— BEGIN Raw data —

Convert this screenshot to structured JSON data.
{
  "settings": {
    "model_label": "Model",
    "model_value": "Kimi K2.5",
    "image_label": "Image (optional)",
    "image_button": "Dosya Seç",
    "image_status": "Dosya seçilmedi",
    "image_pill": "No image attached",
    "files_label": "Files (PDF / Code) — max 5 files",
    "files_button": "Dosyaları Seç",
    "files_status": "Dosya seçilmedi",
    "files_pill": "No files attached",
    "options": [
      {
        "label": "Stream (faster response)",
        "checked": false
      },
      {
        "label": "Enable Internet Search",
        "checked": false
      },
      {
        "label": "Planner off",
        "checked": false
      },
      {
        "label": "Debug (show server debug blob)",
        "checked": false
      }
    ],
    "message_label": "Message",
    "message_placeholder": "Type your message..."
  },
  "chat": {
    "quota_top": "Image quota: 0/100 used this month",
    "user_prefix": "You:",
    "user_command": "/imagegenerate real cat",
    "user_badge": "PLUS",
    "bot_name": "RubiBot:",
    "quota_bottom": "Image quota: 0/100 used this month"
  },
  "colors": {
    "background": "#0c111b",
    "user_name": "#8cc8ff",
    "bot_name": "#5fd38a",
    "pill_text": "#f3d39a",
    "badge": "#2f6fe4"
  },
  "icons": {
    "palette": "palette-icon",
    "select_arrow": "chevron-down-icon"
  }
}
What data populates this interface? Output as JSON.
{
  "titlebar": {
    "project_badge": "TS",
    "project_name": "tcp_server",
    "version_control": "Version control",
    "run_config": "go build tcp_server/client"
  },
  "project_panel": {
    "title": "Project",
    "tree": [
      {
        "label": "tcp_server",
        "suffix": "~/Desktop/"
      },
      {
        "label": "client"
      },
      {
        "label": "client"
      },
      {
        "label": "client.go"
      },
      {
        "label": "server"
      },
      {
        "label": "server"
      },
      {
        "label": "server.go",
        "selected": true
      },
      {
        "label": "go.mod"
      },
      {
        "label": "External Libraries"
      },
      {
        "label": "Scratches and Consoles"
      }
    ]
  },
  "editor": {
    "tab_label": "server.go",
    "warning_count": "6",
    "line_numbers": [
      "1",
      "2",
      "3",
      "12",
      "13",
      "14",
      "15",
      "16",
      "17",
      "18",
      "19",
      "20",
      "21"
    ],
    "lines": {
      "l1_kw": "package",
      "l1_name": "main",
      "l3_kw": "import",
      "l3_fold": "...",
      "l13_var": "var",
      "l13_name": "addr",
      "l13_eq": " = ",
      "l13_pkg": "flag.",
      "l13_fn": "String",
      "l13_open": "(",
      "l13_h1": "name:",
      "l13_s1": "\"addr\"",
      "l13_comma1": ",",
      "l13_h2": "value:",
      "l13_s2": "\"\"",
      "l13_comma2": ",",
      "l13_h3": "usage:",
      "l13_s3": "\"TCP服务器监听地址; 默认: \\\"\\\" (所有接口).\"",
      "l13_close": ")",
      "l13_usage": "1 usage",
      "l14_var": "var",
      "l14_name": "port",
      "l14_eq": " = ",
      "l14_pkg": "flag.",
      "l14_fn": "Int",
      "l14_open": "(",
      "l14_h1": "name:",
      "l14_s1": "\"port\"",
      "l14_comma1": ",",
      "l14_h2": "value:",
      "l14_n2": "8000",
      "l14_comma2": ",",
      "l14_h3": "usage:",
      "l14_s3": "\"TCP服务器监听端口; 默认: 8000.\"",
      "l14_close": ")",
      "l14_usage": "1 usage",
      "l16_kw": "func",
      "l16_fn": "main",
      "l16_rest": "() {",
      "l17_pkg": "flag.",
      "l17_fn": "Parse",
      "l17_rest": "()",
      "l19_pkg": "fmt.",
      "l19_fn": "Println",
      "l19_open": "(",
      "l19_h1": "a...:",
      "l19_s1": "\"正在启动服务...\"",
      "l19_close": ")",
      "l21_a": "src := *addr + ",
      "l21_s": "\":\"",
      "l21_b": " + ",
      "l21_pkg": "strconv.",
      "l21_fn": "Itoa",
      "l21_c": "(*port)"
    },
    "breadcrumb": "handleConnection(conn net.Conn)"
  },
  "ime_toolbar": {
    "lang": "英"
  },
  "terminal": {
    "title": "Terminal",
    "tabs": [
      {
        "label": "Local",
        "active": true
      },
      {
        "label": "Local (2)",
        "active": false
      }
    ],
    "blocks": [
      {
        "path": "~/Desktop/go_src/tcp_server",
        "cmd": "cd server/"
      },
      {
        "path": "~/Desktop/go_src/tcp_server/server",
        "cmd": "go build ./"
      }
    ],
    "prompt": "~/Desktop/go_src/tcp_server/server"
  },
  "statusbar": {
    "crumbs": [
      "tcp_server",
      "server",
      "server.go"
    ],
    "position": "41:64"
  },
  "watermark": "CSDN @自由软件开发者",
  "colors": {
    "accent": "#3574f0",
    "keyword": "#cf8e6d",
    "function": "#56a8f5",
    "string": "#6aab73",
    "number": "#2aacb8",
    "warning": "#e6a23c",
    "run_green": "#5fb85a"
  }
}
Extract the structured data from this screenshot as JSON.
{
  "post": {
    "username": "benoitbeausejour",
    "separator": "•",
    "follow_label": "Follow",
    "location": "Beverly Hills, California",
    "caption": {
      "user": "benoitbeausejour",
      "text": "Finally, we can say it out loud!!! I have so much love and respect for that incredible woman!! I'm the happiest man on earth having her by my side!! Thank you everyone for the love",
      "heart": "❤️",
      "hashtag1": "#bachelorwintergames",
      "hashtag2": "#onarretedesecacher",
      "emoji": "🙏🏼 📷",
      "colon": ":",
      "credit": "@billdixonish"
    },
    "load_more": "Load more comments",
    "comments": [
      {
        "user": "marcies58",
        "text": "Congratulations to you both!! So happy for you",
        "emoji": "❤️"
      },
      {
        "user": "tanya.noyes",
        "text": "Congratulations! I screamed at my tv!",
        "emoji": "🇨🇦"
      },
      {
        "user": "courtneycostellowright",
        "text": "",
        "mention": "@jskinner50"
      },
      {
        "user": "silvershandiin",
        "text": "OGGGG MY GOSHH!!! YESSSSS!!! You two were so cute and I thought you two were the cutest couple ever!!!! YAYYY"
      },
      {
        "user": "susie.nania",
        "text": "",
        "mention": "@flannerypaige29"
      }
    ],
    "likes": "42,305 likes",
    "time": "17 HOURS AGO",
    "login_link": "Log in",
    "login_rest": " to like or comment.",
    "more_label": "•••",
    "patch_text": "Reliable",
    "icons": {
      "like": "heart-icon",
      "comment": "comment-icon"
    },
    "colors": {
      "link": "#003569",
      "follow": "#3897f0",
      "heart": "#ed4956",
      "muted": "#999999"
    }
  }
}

— END Raw data —

> [Your task]: Check each line of the records for the word "structured" and extract those that contain it.

> [Result]:
Convert this screenshot to structured JSON data.
Extract the structured data from this screenshot as JSON.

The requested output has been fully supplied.